(SUPPLIED RECORDS begins)

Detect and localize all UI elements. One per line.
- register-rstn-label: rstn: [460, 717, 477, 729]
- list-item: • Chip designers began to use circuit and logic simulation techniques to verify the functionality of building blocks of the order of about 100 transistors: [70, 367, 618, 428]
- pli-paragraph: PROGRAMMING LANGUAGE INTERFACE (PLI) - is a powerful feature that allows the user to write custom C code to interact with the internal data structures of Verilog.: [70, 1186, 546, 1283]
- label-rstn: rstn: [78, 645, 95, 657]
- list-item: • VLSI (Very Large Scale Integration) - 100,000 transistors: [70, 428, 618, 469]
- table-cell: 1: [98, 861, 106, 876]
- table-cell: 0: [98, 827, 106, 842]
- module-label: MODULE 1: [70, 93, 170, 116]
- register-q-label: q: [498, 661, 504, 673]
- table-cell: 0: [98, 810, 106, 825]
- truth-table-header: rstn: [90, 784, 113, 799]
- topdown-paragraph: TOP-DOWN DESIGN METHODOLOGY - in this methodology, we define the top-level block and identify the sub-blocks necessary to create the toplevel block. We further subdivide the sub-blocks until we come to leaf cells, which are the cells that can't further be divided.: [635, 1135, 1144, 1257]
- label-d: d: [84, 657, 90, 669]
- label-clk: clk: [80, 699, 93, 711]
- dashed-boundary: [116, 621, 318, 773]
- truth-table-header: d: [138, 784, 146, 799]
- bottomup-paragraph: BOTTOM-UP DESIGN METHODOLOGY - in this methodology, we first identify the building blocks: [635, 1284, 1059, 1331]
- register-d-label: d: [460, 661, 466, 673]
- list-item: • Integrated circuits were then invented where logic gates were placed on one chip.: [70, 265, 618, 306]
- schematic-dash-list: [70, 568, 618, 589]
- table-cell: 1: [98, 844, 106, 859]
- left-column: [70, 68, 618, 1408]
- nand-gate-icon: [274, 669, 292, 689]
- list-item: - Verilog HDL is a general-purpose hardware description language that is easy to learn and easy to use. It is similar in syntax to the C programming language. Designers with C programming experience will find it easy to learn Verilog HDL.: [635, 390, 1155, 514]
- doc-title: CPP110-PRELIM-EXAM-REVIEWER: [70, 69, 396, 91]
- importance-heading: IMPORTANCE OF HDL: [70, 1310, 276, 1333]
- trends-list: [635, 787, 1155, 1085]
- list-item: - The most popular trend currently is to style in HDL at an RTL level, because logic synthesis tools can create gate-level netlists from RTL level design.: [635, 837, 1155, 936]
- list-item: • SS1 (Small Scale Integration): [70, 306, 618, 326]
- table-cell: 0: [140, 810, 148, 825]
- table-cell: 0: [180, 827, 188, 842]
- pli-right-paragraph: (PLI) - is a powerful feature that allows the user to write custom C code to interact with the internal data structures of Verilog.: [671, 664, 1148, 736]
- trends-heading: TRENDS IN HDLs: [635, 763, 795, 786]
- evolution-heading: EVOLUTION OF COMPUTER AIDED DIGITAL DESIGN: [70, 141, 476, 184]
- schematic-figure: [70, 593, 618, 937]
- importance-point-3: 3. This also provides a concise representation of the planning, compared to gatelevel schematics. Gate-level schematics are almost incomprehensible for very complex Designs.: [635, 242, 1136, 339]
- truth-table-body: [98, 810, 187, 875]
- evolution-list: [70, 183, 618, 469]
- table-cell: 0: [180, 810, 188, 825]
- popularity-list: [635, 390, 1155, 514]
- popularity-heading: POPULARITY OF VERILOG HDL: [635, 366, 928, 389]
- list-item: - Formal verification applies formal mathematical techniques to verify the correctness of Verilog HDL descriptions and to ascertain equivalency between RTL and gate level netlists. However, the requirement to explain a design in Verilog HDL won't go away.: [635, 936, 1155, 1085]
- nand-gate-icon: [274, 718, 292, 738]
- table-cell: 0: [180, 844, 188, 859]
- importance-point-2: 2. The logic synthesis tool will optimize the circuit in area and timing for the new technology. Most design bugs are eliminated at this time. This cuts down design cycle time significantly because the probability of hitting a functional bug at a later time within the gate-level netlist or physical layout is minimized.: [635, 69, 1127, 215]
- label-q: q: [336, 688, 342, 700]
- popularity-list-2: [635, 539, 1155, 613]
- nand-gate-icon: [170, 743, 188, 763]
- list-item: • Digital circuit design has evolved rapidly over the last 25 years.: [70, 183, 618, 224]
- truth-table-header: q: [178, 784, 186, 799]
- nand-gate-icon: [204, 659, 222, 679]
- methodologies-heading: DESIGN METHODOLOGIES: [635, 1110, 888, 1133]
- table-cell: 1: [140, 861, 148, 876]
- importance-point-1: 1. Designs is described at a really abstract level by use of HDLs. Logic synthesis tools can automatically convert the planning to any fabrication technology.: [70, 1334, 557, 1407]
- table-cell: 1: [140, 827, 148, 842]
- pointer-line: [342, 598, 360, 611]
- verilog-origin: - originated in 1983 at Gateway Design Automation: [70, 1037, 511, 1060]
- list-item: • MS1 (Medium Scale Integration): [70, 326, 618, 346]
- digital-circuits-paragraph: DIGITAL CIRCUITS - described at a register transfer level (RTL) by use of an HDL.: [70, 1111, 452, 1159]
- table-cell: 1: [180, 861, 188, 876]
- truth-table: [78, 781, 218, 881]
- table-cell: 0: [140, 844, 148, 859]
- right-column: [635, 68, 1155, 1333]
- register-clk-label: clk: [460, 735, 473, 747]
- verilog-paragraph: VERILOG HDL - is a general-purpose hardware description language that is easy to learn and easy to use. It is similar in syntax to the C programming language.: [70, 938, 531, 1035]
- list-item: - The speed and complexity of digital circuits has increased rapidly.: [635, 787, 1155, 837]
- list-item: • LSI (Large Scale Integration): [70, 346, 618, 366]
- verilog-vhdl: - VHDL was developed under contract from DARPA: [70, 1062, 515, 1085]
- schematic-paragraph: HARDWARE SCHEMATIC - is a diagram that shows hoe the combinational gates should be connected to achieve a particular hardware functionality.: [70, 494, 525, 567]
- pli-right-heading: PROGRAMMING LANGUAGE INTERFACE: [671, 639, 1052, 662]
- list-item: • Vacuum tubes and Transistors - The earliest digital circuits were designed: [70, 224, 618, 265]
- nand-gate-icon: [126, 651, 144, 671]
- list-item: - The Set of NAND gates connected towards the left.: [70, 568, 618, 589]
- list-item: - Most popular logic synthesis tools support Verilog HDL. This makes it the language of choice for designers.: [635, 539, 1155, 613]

(SUPPLIED RECORDS ends)

The data above should be copied exactly, with no line omitted.

◆ **SOLUTION TO THE EXERCISE**:
Detect and localize all UI elements. One per line.
- register-rstn-label: rstn: [460, 717, 477, 729]
- list-item: • Chip designers began to use circuit and logic simulation techniques to verify the functionality of building blocks of the order of about 100 transistors: [70, 367, 618, 428]
- pli-paragraph: PROGRAMMING LANGUAGE INTERFACE (PLI) - is a powerful feature that allows the user to write custom C code to interact with the internal data structures of Verilog.: [70, 1186, 546, 1283]
- label-rstn: rstn: [78, 645, 95, 657]
- list-item: • VLSI (Very Large Scale Integration) - 100,000 transistors: [70, 428, 618, 469]
- table-cell: 1: [98, 861, 106, 876]
- table-cell: 0: [98, 827, 106, 842]
- module-label: MODULE 1: [70, 93, 170, 116]
- register-q-label: q: [498, 661, 504, 673]
- table-cell: 0: [98, 810, 106, 825]
- truth-table-header: rstn: [90, 784, 113, 799]
- topdown-paragraph: TOP-DOWN DESIGN METHODOLOGY - in this methodology, we define the top-level block and identify the sub-blocks necessary to create the toplevel block. We further subdivide the sub-blocks until we come to leaf cells, which are the cells that can't further be divided.: [635, 1135, 1144, 1257]
- label-d: d: [84, 657, 90, 669]
- label-clk: clk: [80, 699, 93, 711]
- dashed-boundary: [116, 621, 318, 773]
- truth-table-header: d: [138, 784, 146, 799]
- bottomup-paragraph: BOTTOM-UP DESIGN METHODOLOGY - in this methodology, we first identify the building blocks: [635, 1284, 1059, 1331]
- register-d-label: d: [460, 661, 466, 673]
- list-item: • Integrated circuits were then invented where logic gates were placed on one chip.: [70, 265, 618, 306]
- schematic-dash-list: [70, 568, 618, 589]
- table-cell: 1: [98, 844, 106, 859]
- left-column: [70, 68, 618, 1408]
- nand-gate-icon: [274, 669, 292, 689]
- list-item: - Verilog HDL is a general-purpose hardware description language that is easy to learn and easy to use. It is similar in syntax to the C programming language. Designers with C programming experience will find it easy to learn Verilog HDL.: [635, 390, 1155, 514]
- doc-title: CPP110-PRELIM-EXAM-REVIEWER: [70, 69, 396, 91]
- importance-heading: IMPORTANCE OF HDL: [70, 1310, 276, 1333]
- trends-list: [635, 787, 1155, 1085]
- list-item: - The most popular trend currently is to style in HDL at an RTL level, because logic synthesis tools can create gate-level netlists from RTL level design.: [635, 837, 1155, 936]
- list-item: • SS1 (Small Scale Integration): [70, 306, 618, 326]
- table-cell: 0: [140, 810, 148, 825]
- table-cell: 0: [180, 827, 188, 842]
- pli-right-paragraph: (PLI) - is a powerful feature that allows the user to write custom C code to interact with the internal data structures of Verilog.: [671, 664, 1148, 736]
- trends-heading: TRENDS IN HDLs: [635, 763, 795, 786]
- evolution-heading: EVOLUTION OF COMPUTER AIDED DIGITAL DESIGN: [70, 141, 476, 184]
- schematic-figure: [70, 593, 618, 937]
- importance-point-3: 3. This also provides a concise representation of the planning, compared to gatelevel schematics. Gate-level schematics are almost incomprehensible for very complex Designs.: [635, 242, 1136, 339]
- truth-table-body: [98, 810, 187, 875]
- evolution-list: [70, 183, 618, 469]
- table-cell: 0: [180, 810, 188, 825]
- popularity-list: [635, 390, 1155, 514]
- popularity-heading: POPULARITY OF VERILOG HDL: [635, 366, 928, 389]
- list-item: - Formal verification applies formal mathematical techniques to verify the correctness of Verilog HDL descriptions and to ascertain equivalency between RTL and gate level netlists. However, the requirement to explain a design in Verilog HDL won't go away.: [635, 936, 1155, 1085]
- nand-gate-icon: [274, 718, 292, 738]
- table-cell: 0: [180, 844, 188, 859]
- importance-point-2: 2. The logic synthesis tool will optimize the circuit in area and timing for the new technology. Most design bugs are eliminated at this time. This cuts down design cycle time significantly because the probability of hitting a functional bug at a later time within the gate-level netlist or physical layout is minimized.: [635, 69, 1127, 215]
- label-q: q: [336, 688, 342, 700]
- popularity-list-2: [635, 539, 1155, 613]
- nand-gate-icon: [170, 743, 188, 763]
- list-item: • Digital circuit design has evolved rapidly over the last 25 years.: [70, 183, 618, 224]
- truth-table-header: q: [178, 784, 186, 799]
- nand-gate-icon: [204, 659, 222, 679]
- methodologies-heading: DESIGN METHODOLOGIES: [635, 1110, 888, 1133]
- table-cell: 1: [140, 861, 148, 876]
- importance-point-1: 1. Designs is described at a really abstract level by use of HDLs. Logic synthesis tools can automatically convert the planning to any fabrication technology.: [70, 1334, 557, 1407]
- table-cell: 1: [140, 827, 148, 842]
- pointer-line: [342, 598, 360, 611]
- verilog-origin: - originated in 1983 at Gateway Design Automation: [70, 1037, 511, 1060]
- list-item: • MS1 (Medium Scale Integration): [70, 326, 618, 346]
- digital-circuits-paragraph: DIGITAL CIRCUITS - described at a register transfer level (RTL) by use of an HDL.: [70, 1111, 452, 1159]
- table-cell: 1: [180, 861, 188, 876]
- truth-table: [78, 781, 218, 881]
- table-cell: 0: [140, 844, 148, 859]
- right-column: [635, 68, 1155, 1333]
- register-clk-label: clk: [460, 735, 473, 747]
- verilog-paragraph: VERILOG HDL - is a general-purpose hardware description language that is easy to learn and easy to use. It is similar in syntax to the C programming language.: [70, 938, 531, 1035]
- list-item: - The speed and complexity of digital circuits has increased rapidly.: [635, 787, 1155, 837]
- list-item: • LSI (Large Scale Integration): [70, 346, 618, 366]
- verilog-vhdl: - VHDL was developed under contract from DARPA: [70, 1062, 515, 1085]
- schematic-paragraph: HARDWARE SCHEMATIC - is a diagram that shows hoe the combinational gates should be connected to achieve a particular hardware functionality.: [70, 494, 525, 567]
- pli-right-heading: PROGRAMMING LANGUAGE INTERFACE: [671, 639, 1052, 662]
- list-item: • Vacuum tubes and Transistors - The earliest digital circuits were designed: [70, 224, 618, 265]
- nand-gate-icon: [126, 651, 144, 671]
- list-item: - The Set of NAND gates connected towards the left.: [70, 568, 618, 589]
- list-item: - Most popular logic synthesis tools support Verilog HDL. This makes it the language of choice for designers.: [635, 539, 1155, 613]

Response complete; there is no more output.